(Stored items)
* Start *
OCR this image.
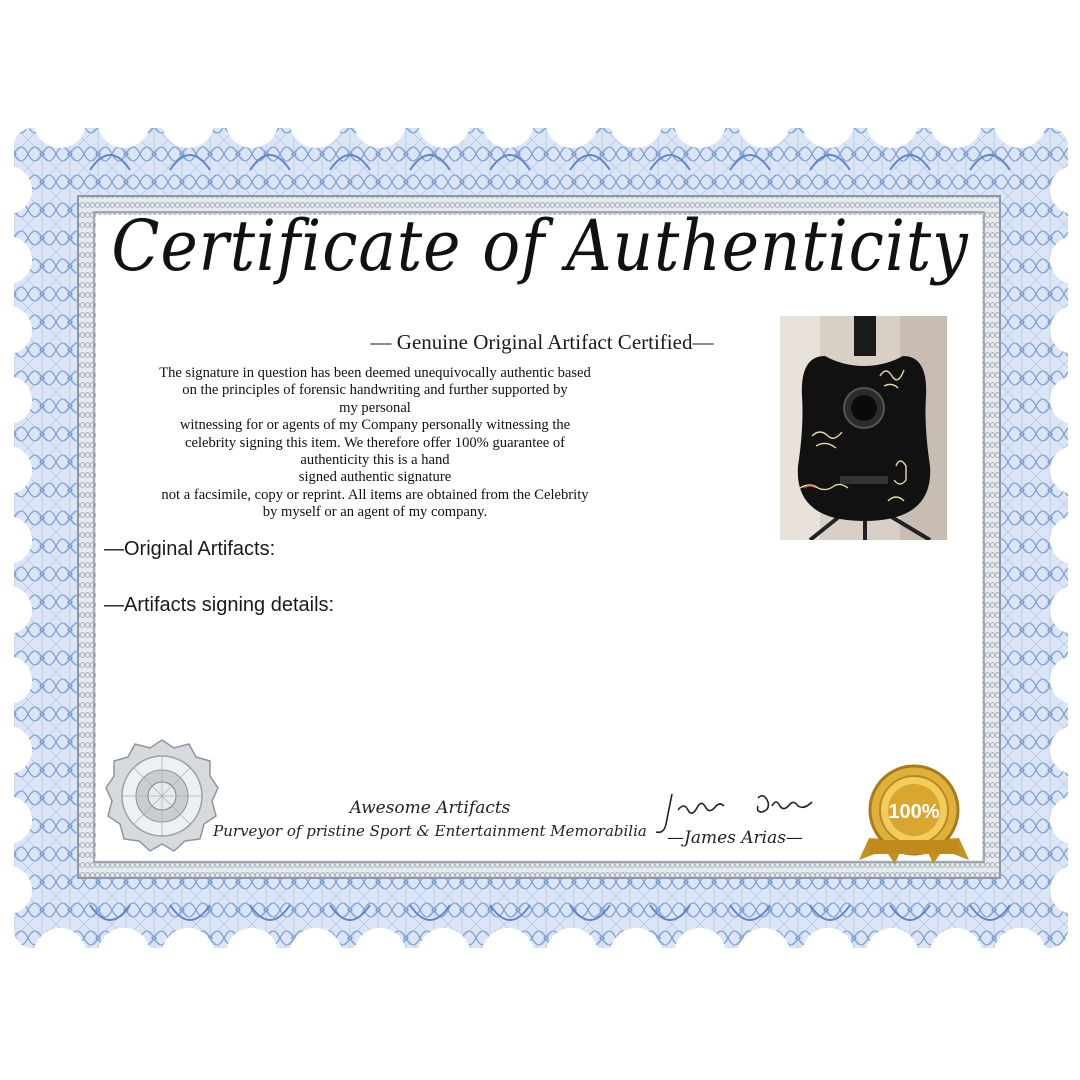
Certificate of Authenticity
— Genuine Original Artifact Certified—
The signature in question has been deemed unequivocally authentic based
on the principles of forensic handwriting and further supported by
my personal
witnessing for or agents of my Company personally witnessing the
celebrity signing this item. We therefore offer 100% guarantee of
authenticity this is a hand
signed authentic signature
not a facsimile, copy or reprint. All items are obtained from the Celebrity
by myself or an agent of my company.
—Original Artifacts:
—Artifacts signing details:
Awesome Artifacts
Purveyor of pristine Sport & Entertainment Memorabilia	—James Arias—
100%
* End *
* Start *
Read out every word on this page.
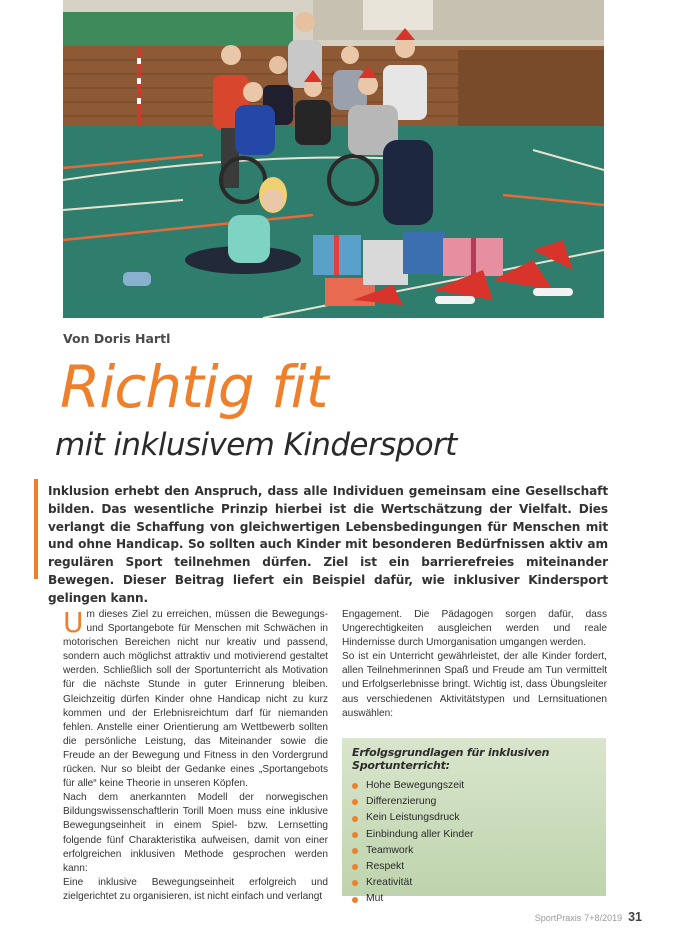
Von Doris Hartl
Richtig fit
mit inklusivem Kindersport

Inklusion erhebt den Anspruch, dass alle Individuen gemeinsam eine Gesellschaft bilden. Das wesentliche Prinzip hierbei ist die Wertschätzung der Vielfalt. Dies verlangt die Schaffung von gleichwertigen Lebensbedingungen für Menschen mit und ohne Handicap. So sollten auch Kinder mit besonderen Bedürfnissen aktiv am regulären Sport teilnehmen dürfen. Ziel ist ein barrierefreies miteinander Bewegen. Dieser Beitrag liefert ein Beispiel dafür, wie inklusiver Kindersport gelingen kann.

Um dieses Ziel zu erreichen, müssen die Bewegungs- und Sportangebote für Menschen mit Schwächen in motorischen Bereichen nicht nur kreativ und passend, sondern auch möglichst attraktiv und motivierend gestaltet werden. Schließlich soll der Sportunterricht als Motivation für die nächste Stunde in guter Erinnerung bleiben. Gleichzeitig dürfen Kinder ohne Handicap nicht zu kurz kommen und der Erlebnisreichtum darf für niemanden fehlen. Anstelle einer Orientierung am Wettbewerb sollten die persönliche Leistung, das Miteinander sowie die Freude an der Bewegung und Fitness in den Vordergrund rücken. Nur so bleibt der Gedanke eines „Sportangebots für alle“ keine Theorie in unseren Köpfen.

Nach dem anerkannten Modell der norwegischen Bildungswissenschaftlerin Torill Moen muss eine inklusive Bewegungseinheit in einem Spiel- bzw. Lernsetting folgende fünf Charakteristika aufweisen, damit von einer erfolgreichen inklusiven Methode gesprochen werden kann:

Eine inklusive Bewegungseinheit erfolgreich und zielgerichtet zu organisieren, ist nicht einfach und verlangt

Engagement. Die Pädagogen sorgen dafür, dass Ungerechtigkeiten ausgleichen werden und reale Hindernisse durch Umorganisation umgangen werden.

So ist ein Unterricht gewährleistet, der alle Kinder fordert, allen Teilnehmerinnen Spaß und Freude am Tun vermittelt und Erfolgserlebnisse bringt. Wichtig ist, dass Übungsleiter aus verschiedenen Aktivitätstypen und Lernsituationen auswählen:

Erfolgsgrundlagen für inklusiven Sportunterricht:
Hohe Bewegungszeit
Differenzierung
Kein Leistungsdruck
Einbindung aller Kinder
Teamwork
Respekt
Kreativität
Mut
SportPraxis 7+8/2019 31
* End *
** What the task asks **
Pull out every line of the entries that includes the word "verlangt".

** Task solution **
Inklusion erhebt den Anspruch, dass alle Individuen gemeinsam eine Gesellschaft bilden. Das wesentliche Prinzip hierbei ist die Wertschätzung der Vielfalt. Dies verlangt die Schaffung von gleichwertigen Lebensbedingungen für Menschen mit und ohne Handicap. So sollten auch Kinder mit besonderen Bedürfnissen aktiv am regulären Sport teilnehmen dürfen. Ziel ist ein barrierefreies miteinander Bewegen. Dieser Beitrag liefert ein Beispiel dafür, wie inklusiver Kindersport gelingen kann.
Eine inklusive Bewegungseinheit erfolgreich und zielgerichtet zu organisieren, ist nicht einfach und verlangt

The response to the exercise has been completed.